▶ Stated exercise
Present as a numbered list the lines below, starting with the first line and going on through the line containing "222 820 421</box>", with both included and any blank lines omitted.

▶ Source records

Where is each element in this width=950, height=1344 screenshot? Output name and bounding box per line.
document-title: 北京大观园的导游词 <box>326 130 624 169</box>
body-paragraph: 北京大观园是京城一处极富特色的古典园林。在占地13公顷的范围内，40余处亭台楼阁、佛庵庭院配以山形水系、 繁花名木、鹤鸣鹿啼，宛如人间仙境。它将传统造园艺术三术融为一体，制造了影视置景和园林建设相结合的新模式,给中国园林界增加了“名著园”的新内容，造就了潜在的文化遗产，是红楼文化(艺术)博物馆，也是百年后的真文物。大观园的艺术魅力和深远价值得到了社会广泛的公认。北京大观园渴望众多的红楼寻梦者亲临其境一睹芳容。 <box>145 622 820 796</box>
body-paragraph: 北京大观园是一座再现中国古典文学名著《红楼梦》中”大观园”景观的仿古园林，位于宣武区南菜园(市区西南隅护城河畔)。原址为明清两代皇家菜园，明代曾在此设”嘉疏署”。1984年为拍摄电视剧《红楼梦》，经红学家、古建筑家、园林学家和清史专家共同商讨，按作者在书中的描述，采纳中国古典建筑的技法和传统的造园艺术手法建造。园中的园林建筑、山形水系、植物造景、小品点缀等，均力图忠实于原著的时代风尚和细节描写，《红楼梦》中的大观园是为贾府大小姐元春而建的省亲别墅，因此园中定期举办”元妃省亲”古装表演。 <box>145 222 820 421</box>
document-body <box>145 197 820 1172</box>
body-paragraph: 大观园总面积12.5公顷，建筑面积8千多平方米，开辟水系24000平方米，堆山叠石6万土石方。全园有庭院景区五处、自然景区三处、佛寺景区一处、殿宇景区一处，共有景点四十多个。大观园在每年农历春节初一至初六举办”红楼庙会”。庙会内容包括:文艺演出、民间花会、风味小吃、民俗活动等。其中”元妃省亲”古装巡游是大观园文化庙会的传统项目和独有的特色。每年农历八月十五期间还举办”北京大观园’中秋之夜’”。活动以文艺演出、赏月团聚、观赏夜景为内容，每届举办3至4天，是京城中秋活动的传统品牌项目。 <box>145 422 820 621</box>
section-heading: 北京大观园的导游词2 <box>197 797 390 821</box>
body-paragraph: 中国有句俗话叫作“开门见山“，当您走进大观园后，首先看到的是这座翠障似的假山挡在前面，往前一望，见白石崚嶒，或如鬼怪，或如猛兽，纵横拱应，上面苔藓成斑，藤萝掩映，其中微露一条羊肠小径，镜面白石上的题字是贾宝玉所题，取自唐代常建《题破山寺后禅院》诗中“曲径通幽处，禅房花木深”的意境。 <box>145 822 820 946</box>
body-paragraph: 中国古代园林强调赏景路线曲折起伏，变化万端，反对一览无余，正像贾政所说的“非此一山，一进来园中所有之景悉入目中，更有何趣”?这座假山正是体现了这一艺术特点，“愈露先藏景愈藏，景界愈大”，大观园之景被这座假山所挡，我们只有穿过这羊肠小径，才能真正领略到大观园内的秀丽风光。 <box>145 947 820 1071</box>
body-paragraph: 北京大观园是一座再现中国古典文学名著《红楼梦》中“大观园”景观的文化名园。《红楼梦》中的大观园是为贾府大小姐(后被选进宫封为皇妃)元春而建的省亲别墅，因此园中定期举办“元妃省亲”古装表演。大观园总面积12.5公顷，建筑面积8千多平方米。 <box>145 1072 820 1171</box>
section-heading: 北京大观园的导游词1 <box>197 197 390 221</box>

▶ Solved problem
1. Where is each element in this width=950, height=1344 screenshot? Output name and bounding box per line.
2. document-title: 北京大观园的导游词 <box>326 130 624 169</box>
3. body-paragraph: 北京大观园是京城一处极富特色的古典园林。在占地13公顷的范围内，40余处亭台楼阁、佛庵庭院配以山形水系、 繁花名木、鹤鸣鹿啼，宛如人间仙境。它将传统造园艺术三术融为一体，制造了影视置景和园林建设相结合的新模式,给中国园林界增加了“名著园”的新内容，造就了潜在的文化遗产，是红楼文化(艺术)博物馆，也是百年后的真文物。大观园的艺术魅力和深远价值得到了社会广泛的公认。北京大观园渴望众多的红楼寻梦者亲临其境一睹芳容。 <box>145 622 820 796</box>
4. body-paragraph: 北京大观园是一座再现中国古典文学名著《红楼梦》中”大观园”景观的仿古园林，位于宣武区南菜园(市区西南隅护城河畔)。原址为明清两代皇家菜园，明代曾在此设”嘉疏署”。1984年为拍摄电视剧《红楼梦》，经红学家、古建筑家、园林学家和清史专家共同商讨，按作者在书中的描述，采纳中国古典建筑的技法和传统的造园艺术手法建造。园中的园林建筑、山形水系、植物造景、小品点缀等，均力图忠实于原著的时代风尚和细节描写，《红楼梦》中的大观园是为贾府大小姐元春而建的省亲别墅，因此园中定期举办”元妃省亲”古装表演。 <box>145 222 820 421</box>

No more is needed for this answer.